### Task to complete
Repeat, exactly and completely, the entries shown underneath.

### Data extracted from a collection

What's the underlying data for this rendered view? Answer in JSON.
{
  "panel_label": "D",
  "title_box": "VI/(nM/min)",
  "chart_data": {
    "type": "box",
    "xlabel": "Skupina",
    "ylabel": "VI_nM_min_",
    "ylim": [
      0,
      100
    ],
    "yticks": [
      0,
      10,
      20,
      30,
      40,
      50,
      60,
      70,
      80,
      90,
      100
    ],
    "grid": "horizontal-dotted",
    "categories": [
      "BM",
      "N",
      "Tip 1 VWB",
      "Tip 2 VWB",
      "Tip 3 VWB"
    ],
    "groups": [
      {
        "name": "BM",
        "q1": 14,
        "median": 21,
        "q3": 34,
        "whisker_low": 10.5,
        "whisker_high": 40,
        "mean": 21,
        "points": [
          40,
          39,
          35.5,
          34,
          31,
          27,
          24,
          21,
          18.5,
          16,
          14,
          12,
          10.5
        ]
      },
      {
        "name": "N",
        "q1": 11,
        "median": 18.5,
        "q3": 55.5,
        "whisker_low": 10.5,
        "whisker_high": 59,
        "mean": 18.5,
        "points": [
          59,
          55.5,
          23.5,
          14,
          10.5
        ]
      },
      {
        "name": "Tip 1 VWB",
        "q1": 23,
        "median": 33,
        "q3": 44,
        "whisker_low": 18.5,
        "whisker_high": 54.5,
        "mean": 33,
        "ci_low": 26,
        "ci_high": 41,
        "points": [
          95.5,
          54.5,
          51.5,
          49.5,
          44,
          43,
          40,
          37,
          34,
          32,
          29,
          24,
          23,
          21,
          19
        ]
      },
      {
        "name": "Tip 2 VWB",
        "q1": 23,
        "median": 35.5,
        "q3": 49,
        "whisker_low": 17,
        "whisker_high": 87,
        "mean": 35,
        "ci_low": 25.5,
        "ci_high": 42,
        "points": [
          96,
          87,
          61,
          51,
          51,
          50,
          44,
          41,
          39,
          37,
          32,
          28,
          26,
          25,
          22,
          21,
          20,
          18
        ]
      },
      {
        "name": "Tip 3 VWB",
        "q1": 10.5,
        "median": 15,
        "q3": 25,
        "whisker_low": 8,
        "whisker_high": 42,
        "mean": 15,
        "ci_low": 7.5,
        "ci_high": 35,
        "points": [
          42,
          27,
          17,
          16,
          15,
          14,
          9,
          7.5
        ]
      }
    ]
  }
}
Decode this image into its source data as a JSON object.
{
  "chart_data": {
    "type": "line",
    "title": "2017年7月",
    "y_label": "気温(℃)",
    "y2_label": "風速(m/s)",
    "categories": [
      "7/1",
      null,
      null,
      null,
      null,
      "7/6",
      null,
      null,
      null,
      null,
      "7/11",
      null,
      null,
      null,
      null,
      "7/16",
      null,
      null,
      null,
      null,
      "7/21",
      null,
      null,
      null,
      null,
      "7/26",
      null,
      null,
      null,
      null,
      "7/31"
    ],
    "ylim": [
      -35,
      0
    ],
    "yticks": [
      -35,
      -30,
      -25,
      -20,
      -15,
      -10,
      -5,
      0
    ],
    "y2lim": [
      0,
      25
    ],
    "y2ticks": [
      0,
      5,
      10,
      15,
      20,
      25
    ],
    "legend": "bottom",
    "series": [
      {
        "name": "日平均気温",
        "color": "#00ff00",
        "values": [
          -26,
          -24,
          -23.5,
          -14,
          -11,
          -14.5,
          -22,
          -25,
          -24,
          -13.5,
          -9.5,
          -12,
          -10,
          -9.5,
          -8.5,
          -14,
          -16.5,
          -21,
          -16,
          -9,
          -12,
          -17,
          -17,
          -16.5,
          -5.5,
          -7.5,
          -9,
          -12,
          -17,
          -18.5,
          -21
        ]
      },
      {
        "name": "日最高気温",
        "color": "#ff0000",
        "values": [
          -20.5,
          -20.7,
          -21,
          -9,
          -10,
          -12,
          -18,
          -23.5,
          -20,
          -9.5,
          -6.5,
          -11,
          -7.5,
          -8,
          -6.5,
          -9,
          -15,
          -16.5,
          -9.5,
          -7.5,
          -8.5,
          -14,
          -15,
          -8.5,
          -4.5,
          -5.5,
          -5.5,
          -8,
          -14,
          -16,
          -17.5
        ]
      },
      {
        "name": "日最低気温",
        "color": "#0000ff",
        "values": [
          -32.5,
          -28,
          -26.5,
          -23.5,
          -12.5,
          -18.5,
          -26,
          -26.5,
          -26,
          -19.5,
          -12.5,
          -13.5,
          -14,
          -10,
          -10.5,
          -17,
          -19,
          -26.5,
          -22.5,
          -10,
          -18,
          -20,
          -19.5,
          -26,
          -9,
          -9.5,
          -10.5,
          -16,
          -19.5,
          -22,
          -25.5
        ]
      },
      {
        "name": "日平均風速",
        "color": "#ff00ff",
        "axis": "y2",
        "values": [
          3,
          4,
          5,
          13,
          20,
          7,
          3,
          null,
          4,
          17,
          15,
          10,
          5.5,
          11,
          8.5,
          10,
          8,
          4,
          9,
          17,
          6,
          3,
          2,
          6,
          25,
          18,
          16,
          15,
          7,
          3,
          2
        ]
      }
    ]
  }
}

### Task answer
What's the underlying data for this rendered view? Answer in JSON.
{
  "panel_label": "D",
  "title_box": "VI/(nM/min)",
  "chart_data": {
    "type": "box",
    "xlabel": "Skupina",
    "ylabel": "VI_nM_min_",
    "ylim": [
      0,
      100
    ],
    "yticks": [
      0,
      10,
      20,
      30,
      40,
      50,
      60,
      70,
      80,
      90,
      100
    ],
    "grid": "horizontal-dotted",
    "categories": [
      "BM",
      "N",
      "Tip 1 VWB",
      "Tip 2 VWB",
      "Tip 3 VWB"
    ],
    "groups": [
      {
        "name": "BM",
        "q1": 14,
        "median": 21,
        "q3": 34,
        "whisker_low": 10.5,
        "whisker_high": 40,
        "mean": 21,
        "points": [
          40,
          39,
          35.5,
          34,
          31,
          27,
          24,
          21,
          18.5,
          16,
          14,
          12,
          10.5
        ]
      },
      {
        "name": "N",
        "q1": 11,
        "median": 18.5,
        "q3": 55.5,
        "whisker_low": 10.5,
        "whisker_high": 59,
        "mean": 18.5,
        "points": [
          59,
          55.5,
          23.5,
          14,
          10.5
        ]
      },
      {
        "name": "Tip 1 VWB",
        "q1": 23,
        "median": 33,
        "q3": 44,
        "whisker_low": 18.5,
        "whisker_high": 54.5,
        "mean": 33,
        "ci_low": 26,
        "ci_high": 41,
        "points": [
          95.5,
          54.5,
          51.5,
          49.5,
          44,
          43,
          40,
          37,
          34,
          32,
          29,
          24,
          23,
          21,
          19
        ]
      },
      {
        "name": "Tip 2 VWB",
        "q1": 23,
        "median": 35.5,
        "q3": 49,
        "whisker_low": 17,
        "whisker_high": 87,
        "mean": 35,
        "ci_low": 25.5,
        "ci_high": 42,
        "points": [
          96,
          87,
          61,
          51,
          51,
          50,
          44,
          41,
          39,
          37,
          32,
          28,
          26,
          25,
          22,
          21,
          20,
          18
        ]
      },
      {
        "name": "Tip 3 VWB",
        "q1": 10.5,
        "median": 15,
        "q3": 25,
        "whisker_low": 8,
        "whisker_high": 42,
        "mean": 15,
        "ci_low": 7.5,
        "ci_high": 35,
        "points": [
          42,
          27,
          17,
          16,
          15,
          14,
          9,
          7.5
        ]
      }
    ]
  }
}
Decode this image into its source data as a JSON object.
{
  "chart_data": {
    "type": "line",
    "title": "2017年7月",
    "y_label": "気温(℃)",
    "y2_label": "風速(m/s)",
    "categories": [
      "7/1",
      null,
      null,
      null,
      null,
      "7/6",
      null,
      null,
      null,
      null,
      "7/11",
      null,
      null,
      null,
      null,
      "7/16",
      null,
      null,
      null,
      null,
      "7/21",
      null,
      null,
      null,
      null,
      "7/26",
      null,
      null,
      null,
      null,
      "7/31"
    ],
    "ylim": [
      -35,
      0
    ],
    "yticks": [
      -35,
      -30,
      -25,
      -20,
      -15,
      -10,
      -5,
      0
    ],
    "y2lim": [
      0,
      25
    ],
    "y2ticks": [
      0,
      5,
      10,
      15,
      20,
      25
    ],
    "legend": "bottom",
    "series": [
      {
        "name": "日平均気温",
        "color": "#00ff00",
        "values": [
          -26,
          -24,
          -23.5,
          -14,
          -11,
          -14.5,
          -22,
          -25,
          -24,
          -13.5,
          -9.5,
          -12,
          -10,
          -9.5,
          -8.5,
          -14,
          -16.5,
          -21,
          -16,
          -9,
          -12,
          -17,
          -17,
          -16.5,
          -5.5,
          -7.5,
          -9,
          -12,
          -17,
          -18.5,
          -21
        ]
      },
      {
        "name": "日最高気温",
        "color": "#ff0000",
        "values": [
          -20.5,
          -20.7,
          -21,
          -9,
          -10,
          -12,
          -18,
          -23.5,
          -20,
          -9.5,
          -6.5,
          -11,
          -7.5,
          -8,
          -6.5,
          -9,
          -15,
          -16.5,
          -9.5,
          -7.5,
          -8.5,
          -14,
          -15,
          -8.5,
          -4.5,
          -5.5,
          -5.5,
          -8,
          -14,
          -16,
          -17.5
        ]
      },
      {
        "name": "日最低気温",
        "color": "#0000ff",
        "values": [
          -32.5,
          -28,
          -26.5,
          -23.5,
          -12.5,
          -18.5,
          -26,
          -26.5,
          -26,
          -19.5,
          -12.5,
          -13.5,
          -14,
          -10,
          -10.5,
          -17,
          -19,
          -26.5,
          -22.5,
          -10,
          -18,
          -20,
          -19.5,
          -26,
          -9,
          -9.5,
          -10.5,
          -16,
          -19.5,
          -22,
          -25.5
        ]
      },
      {
        "name": "日平均風速",
        "color": "#ff00ff",
        "axis": "y2",
        "values": [
          3,
          4,
          5,
          13,
          20,
          7,
          3,
          null,
          4,
          17,
          15,
          10,
          5.5,
          11,
          8.5,
          10,
          8,
          4,
          9,
          17,
          6,
          3,
          2,
          6,
          25,
          18,
          16,
          15,
          7,
          3,
          2
        ]
      }
    ]
  }
}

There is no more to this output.